> What to work on: Reproduce word for word the part of the article on Horse Under Water that begins at the words "Book by Len" and stops after the words "Funeral in Berlin.".

Horse Under Water
- First edition cover
- Author: Len Deighton
- Cover artist: Photography by Raymond Hawkey
- Language: English
- Genre: Spy novel
- Publisher: Jonathan Cape
- Publication date: 1963
- Publication place: United Kingdom
- Media type: Print (Hardback & Paperback)
- ISBN: 978-0-399-10419-0
- Preceded by: The IPCRESS File
- Followed by: Funeral in Berlin

= Horse Under Water =

Book by Len Deighton

Horse Under Water (1963) is the second of several Len Deighton spy novels featuring an unnamed British intelligence officer. It was preceded by The IPCRESS File and followed by Funeral in Berlin.

==Background==
The novel is set mostly in a small fishing village in Portugal, during the António de Oliveira Salazar dictatorship. It retains the style of The IPCRESS File — multiple plot twists, Gauloises cigarettes, the grime- and soot-stained British winter. In common with several of Deighton's other early novels, the chapter headings have a running theme. In Horse Under Water these are crossword puzzle clues, reflecting the protagonist's habit of endlessly writing and replacing words in crossword puzzles. The first edition of Horse Under Water published by Jonathan Cape was shorter than the later Penguin edition, which included a detailed description of the anonymous British agent's diving course and also introduced characters later seen in the book, such as Chief Petty Officer Edwardes.

==Plot==
The plot centres on retrieving items from a Type XXI U-boat sunk off the Portuguese coast in the last days of World War II. Initially, the items are forged British and American currency, for financing a revolution in Portugal on the cheap. Later, it switches to heroin (the "Horse" of the title), and eventually it is revealed that the true interest is in the "Weiss list" - a list of Britons prepared to help the Third Reich set up a puppet government in Britain, should Germany prevail. Thrown into the mix is secret "ice melting" technology, which could be vital to the missile submarines then beginning to hide under the Arctic sea ice.

==Technology==
The secret weather buoys generally used by the wartime Kriegsmarine were not as sophisticated as the one described in the novel. They were not submersible and, at the end of their expected battery life of two months, they were supposed to self-destruct with an explosive charge. See also Weather Station Kurt.

==Film adaptation==
A 1968 film adaptation of Horse Under Water was planned, but following the poor reception of Billion Dollar Brain it was abandoned.

> Data to examine:
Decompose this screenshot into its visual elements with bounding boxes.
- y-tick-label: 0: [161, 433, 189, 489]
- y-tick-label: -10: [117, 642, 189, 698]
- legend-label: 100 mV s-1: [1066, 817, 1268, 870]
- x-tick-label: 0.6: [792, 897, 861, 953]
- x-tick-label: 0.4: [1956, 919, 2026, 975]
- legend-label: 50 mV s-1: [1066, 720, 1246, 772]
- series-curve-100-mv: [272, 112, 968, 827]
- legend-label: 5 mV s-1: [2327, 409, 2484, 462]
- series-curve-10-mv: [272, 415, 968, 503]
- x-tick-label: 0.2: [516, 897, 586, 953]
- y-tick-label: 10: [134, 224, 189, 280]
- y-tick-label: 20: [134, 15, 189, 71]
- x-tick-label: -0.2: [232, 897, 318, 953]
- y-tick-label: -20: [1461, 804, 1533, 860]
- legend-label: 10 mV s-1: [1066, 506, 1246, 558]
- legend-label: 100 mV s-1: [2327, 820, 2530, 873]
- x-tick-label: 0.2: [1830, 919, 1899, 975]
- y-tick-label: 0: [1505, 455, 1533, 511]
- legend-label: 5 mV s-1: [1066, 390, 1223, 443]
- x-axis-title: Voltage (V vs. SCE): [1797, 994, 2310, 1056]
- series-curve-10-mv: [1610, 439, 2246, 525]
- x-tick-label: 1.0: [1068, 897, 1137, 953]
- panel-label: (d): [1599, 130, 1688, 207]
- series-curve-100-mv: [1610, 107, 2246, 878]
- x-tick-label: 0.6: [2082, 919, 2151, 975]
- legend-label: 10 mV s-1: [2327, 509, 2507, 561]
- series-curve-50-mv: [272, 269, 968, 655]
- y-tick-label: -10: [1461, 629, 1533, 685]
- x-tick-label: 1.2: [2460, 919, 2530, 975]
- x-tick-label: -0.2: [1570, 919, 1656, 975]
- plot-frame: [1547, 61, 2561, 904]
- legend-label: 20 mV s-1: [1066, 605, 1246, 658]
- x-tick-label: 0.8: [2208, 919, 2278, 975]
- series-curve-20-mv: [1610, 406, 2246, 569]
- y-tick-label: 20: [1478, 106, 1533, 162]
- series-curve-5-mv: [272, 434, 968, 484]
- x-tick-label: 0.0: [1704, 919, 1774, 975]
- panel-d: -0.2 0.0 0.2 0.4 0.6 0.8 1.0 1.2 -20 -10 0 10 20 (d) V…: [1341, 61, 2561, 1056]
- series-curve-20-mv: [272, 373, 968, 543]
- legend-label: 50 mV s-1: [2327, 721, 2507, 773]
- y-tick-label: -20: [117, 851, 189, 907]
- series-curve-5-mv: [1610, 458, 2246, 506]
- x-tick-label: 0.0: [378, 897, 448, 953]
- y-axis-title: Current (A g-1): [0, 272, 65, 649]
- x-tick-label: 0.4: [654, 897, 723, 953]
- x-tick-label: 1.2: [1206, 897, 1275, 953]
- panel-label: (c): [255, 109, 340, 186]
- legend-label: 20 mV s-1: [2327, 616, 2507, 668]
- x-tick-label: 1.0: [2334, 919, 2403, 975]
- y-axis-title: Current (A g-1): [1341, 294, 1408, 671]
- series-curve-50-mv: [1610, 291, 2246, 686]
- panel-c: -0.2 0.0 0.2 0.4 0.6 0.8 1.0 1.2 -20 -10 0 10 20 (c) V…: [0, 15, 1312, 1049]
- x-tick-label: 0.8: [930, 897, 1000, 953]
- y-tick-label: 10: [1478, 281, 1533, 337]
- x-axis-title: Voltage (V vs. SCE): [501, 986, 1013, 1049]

> Task solution:
Book by Len Deighton

Horse Under Water (1963) is the second of several Len Deighton spy novels featuring an unnamed British intelligence officer. It was preceded by The IPCRESS File and followed by Funeral in Berlin.